**What the task requires**
Would you copy out, exactly as written, each line from the one containing "Extract all the data from this chart as JSON." to the end of the records below?
BEGIN The records
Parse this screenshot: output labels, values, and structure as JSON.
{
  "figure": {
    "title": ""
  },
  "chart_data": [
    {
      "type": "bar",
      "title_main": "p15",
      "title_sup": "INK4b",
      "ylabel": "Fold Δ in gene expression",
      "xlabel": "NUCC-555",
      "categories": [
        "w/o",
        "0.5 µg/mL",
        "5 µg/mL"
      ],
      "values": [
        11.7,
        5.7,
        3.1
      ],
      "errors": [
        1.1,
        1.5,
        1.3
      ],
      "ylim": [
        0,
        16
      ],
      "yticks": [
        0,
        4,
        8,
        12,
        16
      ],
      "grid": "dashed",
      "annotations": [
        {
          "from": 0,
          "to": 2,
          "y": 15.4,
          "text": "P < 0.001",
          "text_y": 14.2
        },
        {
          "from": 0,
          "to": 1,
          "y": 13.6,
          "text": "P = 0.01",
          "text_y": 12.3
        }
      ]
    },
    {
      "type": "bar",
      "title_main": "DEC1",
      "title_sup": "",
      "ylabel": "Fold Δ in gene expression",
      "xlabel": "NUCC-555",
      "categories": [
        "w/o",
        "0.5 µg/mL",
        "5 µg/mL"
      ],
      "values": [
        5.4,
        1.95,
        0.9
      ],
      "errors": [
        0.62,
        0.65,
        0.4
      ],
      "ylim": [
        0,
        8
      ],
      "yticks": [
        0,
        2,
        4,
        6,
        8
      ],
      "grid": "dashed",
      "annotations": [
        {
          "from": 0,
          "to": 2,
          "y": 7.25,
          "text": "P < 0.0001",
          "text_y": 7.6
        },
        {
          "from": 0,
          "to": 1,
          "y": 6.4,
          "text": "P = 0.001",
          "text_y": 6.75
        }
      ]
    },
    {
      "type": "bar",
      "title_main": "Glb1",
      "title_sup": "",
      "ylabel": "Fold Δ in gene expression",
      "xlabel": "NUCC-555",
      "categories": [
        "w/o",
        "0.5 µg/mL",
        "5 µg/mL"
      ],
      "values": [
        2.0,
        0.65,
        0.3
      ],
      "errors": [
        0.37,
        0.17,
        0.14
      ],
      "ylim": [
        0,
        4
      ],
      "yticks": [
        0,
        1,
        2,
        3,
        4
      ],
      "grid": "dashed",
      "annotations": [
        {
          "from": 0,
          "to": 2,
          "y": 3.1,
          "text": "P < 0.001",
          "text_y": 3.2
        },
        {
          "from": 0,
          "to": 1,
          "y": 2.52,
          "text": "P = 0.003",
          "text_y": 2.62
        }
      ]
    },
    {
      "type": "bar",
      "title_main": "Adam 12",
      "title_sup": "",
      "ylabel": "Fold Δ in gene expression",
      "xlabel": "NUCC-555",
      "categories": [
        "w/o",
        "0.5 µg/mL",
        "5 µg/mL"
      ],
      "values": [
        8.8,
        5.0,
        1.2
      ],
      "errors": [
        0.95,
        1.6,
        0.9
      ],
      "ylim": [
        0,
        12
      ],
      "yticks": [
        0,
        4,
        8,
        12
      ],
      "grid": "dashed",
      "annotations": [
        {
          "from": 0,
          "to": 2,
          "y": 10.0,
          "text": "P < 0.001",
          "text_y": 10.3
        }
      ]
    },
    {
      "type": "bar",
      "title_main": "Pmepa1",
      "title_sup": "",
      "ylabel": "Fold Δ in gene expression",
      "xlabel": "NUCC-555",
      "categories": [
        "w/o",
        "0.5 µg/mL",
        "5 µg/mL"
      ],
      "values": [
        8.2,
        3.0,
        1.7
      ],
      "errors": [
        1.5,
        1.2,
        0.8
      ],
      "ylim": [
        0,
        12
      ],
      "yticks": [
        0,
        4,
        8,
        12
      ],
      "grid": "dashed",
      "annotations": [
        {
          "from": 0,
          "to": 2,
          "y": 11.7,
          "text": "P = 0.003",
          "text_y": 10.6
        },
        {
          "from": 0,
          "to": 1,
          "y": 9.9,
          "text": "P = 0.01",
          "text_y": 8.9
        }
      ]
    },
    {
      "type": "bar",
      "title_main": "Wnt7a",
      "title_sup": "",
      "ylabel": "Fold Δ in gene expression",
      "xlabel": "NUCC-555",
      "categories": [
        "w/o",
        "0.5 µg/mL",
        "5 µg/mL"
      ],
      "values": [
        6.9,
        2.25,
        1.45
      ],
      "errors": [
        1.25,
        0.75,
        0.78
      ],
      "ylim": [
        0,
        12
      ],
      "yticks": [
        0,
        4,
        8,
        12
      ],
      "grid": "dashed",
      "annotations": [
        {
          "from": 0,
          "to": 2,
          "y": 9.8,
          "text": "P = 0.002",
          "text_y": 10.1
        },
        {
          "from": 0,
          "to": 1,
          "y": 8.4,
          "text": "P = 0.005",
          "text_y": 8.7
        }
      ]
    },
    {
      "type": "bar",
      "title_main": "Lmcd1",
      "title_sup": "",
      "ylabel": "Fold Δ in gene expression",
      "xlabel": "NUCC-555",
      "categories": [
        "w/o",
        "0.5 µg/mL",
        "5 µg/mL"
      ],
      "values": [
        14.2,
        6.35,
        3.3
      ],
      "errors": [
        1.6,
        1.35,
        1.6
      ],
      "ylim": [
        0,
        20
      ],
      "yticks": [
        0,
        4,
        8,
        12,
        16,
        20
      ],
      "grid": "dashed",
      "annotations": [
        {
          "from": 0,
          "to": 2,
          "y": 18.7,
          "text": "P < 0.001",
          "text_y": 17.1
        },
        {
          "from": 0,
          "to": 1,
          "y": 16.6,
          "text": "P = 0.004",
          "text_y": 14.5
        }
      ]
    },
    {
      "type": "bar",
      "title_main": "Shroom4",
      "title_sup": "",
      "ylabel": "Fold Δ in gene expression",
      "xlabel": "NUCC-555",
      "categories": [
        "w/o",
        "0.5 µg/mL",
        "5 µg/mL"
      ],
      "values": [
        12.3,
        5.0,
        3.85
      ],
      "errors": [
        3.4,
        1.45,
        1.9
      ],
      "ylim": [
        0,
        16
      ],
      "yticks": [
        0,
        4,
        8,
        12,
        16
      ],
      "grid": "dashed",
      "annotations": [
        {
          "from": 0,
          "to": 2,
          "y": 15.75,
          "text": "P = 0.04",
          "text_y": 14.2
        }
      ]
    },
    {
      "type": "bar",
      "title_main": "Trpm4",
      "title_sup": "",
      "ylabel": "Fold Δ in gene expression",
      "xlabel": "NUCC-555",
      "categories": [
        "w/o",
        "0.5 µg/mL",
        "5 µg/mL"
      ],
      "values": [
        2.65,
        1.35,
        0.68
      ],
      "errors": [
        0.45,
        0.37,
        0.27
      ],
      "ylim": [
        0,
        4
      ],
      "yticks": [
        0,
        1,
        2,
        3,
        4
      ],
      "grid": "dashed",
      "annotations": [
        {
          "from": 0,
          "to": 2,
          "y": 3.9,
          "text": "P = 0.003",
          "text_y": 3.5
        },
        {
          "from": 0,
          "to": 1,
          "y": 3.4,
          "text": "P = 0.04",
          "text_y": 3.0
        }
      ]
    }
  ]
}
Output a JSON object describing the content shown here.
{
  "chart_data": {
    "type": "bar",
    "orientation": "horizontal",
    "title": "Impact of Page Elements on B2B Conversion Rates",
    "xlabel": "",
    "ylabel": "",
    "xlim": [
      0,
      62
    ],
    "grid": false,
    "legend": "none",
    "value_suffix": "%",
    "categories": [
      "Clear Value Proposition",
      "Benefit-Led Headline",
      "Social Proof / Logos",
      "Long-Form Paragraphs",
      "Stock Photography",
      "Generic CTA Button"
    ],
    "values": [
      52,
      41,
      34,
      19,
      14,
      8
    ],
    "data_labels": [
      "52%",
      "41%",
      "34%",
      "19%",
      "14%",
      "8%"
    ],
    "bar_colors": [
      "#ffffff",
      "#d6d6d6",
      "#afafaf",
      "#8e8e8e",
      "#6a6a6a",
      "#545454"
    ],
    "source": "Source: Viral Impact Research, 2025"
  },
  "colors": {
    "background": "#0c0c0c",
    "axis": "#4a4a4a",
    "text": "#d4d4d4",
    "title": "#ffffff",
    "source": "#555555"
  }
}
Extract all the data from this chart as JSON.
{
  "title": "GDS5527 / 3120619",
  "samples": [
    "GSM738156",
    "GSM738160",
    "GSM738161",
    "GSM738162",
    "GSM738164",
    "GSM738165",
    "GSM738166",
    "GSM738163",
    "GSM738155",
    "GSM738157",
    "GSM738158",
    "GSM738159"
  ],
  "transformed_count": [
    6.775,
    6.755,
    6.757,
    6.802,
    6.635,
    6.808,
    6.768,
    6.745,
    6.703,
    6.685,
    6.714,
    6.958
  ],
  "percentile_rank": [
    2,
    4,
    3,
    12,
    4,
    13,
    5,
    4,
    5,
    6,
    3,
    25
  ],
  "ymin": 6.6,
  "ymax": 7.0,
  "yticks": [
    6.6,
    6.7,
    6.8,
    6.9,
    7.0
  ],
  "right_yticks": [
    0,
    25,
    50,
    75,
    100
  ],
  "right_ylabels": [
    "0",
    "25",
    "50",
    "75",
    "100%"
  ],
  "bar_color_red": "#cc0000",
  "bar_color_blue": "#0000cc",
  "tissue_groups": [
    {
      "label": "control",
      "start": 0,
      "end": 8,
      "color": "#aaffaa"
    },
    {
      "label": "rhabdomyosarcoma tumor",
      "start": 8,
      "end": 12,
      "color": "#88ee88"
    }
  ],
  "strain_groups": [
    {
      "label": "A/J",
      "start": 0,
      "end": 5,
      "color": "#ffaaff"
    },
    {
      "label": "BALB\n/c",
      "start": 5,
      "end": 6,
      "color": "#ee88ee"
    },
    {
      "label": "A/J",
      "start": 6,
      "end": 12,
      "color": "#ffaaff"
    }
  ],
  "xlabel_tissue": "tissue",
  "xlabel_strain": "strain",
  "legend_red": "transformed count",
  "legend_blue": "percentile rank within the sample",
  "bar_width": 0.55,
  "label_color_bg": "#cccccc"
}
END The records
**Written reply**
Extract all the data from this chart as JSON.
{
  "title": "GDS5527 / 3120619",
  "samples": [
    "GSM738156",
    "GSM738160",
    "GSM738161",
    "GSM738162",
    "GSM738164",
    "GSM738165",
    "GSM738166",
    "GSM738163",
    "GSM738155",
    "GSM738157",
    "GSM738158",
    "GSM738159"
  ],
  "transformed_count": [
    6.775,
    6.755,
    6.757,
    6.802,
    6.635,
    6.808,
    6.768,
    6.745,
    6.703,
    6.685,
    6.714,
    6.958
  ],
  "percentile_rank": [
    2,
    4,
    3,
    12,
    4,
    13,
    5,
    4,
    5,
    6,
    3,
    25
  ],
  "ymin": 6.6,
  "ymax": 7.0,
  "yticks": [
    6.6,
    6.7,
    6.8,
    6.9,
    7.0
  ],
  "right_yticks": [
    0,
    25,
    50,
    75,
    100
  ],
  "right_ylabels": [
    "0",
    "25",
    "50",
    "75",
    "100%"
  ],
  "bar_color_red": "#cc0000",
  "bar_color_blue": "#0000cc",
  "tissue_groups": [
    {
      "label": "control",
      "start": 0,
      "end": 8,
      "color": "#aaffaa"
    },
    {
      "label": "rhabdomyosarcoma tumor",
      "start": 8,
      "end": 12,
      "color": "#88ee88"
    }
  ],
  "strain_groups": [
    {
      "label": "A/J",
      "start": 0,
      "end": 5,
      "color": "#ffaaff"
    },
    {
      "label": "BALB\n/c",
      "start": 5,
      "end": 6,
      "color": "#ee88ee"
    },
    {
      "label": "A/J",
      "start": 6,
      "end": 12,
      "color": "#ffaaff"
    }
  ],
  "xlabel_tissue": "tissue",
  "xlabel_strain": "strain",
  "legend_red": "transformed count",
  "legend_blue": "percentile rank within the sample",
  "bar_width": 0.55,
  "label_color_bg": "#cccccc"
}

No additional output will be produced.